What you need to do ▸ Scan the records for the word "expertos". Copy each line that includes it.

◇ ◇ ◇

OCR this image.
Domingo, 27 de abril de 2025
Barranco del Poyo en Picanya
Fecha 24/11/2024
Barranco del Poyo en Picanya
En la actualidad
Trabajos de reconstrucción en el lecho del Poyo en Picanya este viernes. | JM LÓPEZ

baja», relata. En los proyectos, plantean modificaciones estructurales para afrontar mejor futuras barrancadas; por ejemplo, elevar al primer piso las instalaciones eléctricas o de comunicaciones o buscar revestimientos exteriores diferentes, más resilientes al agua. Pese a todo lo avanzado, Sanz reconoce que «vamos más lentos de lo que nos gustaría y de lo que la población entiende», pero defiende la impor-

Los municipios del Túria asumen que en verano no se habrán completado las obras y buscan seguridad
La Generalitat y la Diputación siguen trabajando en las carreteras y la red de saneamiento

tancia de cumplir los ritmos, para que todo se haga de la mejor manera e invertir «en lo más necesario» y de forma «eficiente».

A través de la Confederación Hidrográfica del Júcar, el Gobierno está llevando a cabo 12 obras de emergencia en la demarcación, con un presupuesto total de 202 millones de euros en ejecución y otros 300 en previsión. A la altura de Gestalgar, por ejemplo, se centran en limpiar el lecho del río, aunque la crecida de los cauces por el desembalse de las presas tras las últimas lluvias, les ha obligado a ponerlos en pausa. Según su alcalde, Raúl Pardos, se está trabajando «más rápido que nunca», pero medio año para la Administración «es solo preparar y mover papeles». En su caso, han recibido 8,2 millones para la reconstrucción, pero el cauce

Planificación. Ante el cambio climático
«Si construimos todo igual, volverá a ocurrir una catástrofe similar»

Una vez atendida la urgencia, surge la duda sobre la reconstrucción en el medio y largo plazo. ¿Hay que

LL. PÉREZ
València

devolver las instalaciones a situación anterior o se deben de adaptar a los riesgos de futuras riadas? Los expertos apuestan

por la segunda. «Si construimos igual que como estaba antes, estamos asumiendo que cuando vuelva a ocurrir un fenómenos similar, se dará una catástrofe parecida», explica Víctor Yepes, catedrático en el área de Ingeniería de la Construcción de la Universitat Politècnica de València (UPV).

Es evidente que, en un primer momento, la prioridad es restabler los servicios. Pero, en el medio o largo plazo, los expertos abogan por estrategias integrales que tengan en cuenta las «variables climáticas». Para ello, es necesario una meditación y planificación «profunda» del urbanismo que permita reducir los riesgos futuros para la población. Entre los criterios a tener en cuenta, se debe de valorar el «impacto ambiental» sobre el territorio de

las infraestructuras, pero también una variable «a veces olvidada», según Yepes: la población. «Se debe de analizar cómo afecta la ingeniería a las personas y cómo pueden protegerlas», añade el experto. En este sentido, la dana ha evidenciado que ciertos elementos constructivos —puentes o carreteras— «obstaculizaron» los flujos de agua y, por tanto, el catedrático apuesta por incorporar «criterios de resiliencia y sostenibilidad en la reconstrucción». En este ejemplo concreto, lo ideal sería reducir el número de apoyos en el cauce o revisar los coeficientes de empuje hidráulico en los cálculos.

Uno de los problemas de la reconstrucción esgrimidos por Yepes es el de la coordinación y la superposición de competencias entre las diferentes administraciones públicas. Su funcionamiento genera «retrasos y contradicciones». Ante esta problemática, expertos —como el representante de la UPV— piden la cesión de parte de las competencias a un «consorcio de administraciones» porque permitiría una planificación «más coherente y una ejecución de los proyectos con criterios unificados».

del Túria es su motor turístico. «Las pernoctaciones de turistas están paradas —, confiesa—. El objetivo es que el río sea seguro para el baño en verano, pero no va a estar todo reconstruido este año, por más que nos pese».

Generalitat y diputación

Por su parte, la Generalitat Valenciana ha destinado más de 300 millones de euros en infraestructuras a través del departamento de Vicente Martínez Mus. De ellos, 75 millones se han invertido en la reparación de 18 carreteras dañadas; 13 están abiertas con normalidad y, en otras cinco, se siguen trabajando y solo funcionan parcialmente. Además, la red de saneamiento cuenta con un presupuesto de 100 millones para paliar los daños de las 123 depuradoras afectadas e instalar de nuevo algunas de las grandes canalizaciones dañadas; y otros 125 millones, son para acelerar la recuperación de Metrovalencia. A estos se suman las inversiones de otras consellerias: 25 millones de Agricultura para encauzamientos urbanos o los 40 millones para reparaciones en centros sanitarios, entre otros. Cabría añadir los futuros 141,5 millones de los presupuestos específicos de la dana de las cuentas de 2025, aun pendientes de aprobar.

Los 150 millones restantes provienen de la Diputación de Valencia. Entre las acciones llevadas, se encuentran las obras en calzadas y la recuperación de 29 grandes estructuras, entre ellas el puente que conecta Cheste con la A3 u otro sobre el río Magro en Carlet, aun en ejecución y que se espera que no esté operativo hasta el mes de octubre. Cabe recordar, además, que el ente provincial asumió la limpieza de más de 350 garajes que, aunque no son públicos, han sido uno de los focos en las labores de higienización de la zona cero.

◇ ◇ ◇

Final answer ▸
devolver las instalaciones a situación anterior o se deben de adaptar a los riesgos de futuras riadas? Los expertos apuestan
Es evidente que, en un primer momento, la prioridad es restabler los servicios. Pero, en el medio o largo plazo, los expertos abogan por estrategias integrales que tengan en cuenta las «variables climáticas». Para ello, es necesario una meditación y planificación «profunda» del urbanismo que permita reducir los riesgos futuros para la población. Entre los criterios a tener en cuenta, se debe de valorar el «impacto ambiental» sobre el territorio de
Uno de los problemas de la reconstrucción esgrimidos por Yepes es el de la coordinación y la superposición de competencias entre las diferentes administraciones públicas. Su funcionamiento genera «retrasos y contradicciones». Ante esta problemática, expertos —como el representante de la UPV— piden la cesión de parte de las competencias a un «consorcio de administraciones» porque permitiría una planificación «más coherente y una ejecución de los proyectos con criterios unificados».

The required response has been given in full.